## Input data

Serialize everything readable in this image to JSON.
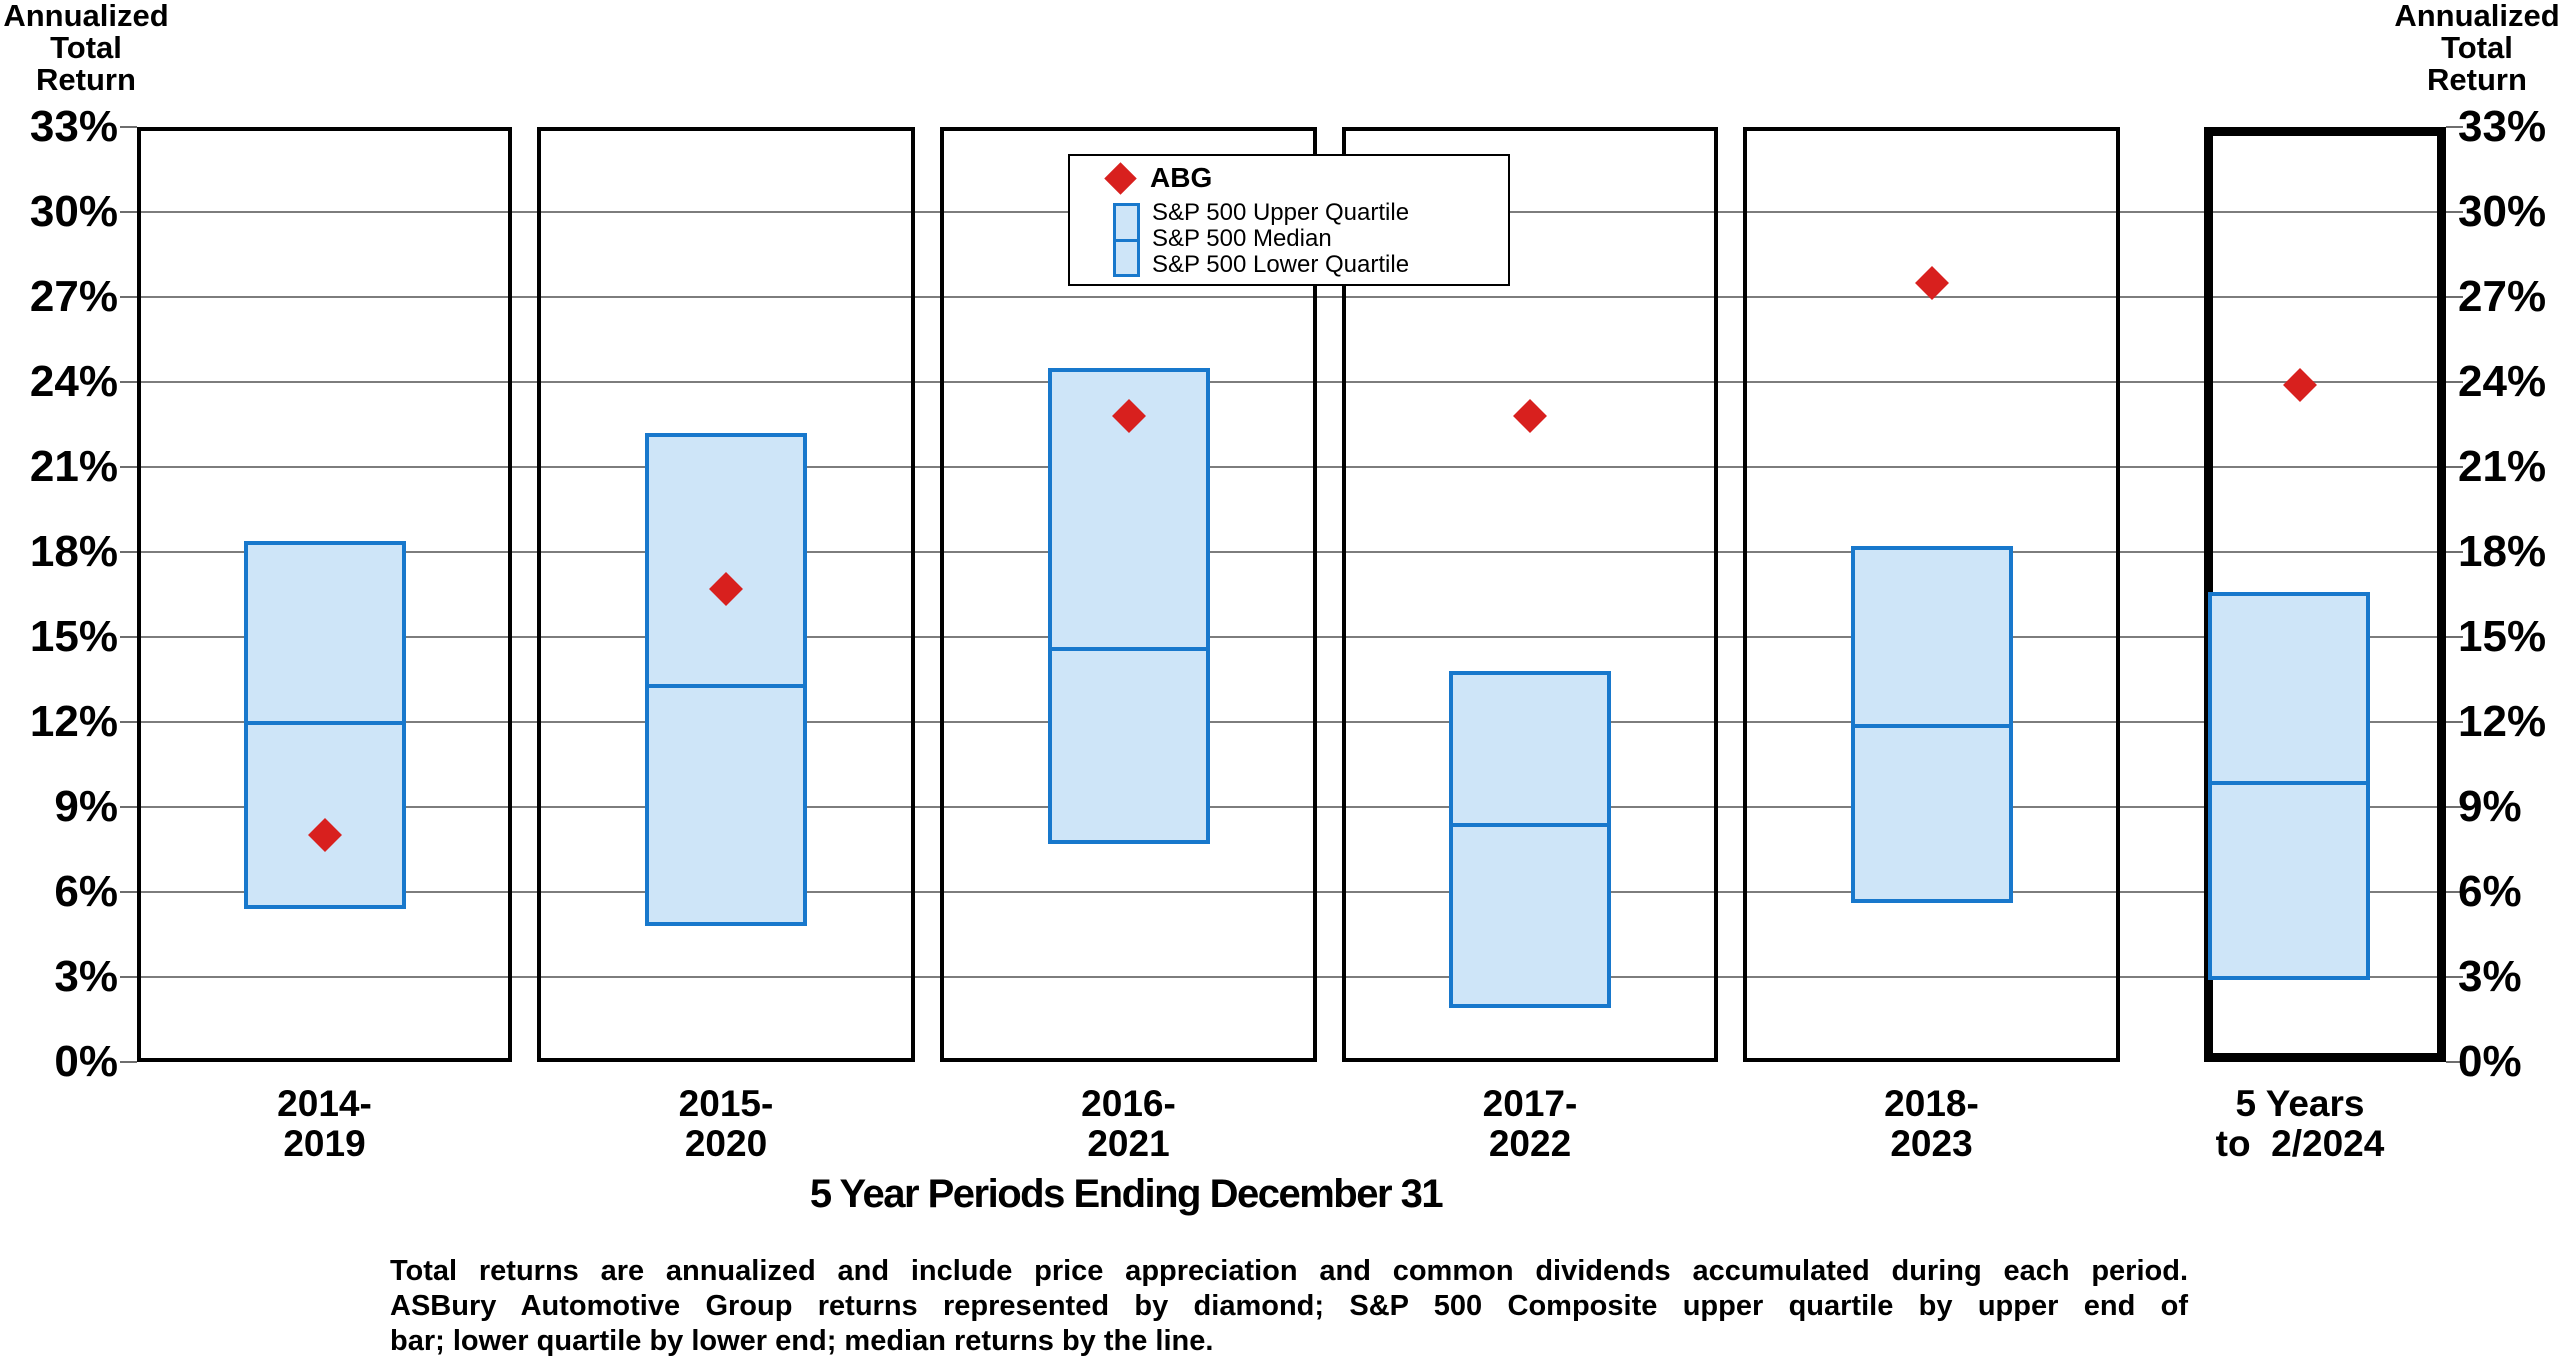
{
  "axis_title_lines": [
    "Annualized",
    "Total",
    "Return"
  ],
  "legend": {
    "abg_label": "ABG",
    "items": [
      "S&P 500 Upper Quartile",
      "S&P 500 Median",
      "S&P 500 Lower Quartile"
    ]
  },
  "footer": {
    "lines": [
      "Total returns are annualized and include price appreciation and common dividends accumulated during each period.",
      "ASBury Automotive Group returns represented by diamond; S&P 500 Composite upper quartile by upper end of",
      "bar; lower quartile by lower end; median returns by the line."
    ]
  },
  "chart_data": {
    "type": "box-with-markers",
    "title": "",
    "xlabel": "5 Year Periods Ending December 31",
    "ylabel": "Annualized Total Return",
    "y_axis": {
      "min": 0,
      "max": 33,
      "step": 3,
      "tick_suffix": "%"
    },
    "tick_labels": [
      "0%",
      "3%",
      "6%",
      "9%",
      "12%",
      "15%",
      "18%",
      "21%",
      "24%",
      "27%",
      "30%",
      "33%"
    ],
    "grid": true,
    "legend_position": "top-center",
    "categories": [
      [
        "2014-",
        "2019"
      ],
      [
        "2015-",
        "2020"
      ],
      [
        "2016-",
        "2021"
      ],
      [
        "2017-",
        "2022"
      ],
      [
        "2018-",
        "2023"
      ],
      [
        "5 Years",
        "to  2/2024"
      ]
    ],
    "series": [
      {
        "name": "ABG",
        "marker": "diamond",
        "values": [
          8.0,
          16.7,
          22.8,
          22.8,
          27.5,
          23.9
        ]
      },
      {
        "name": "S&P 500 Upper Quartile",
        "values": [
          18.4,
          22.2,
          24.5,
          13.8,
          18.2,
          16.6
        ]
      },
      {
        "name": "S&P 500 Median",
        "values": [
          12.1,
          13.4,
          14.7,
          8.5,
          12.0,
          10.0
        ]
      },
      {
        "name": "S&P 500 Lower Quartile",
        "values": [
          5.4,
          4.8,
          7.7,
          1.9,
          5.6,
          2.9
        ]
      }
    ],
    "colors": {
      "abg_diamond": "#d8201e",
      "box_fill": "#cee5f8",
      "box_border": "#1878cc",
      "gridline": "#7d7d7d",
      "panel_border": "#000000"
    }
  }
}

## Problem details
Only the number should be given: how many lines of the data contain the word "Total"?

## Answer to this problem
3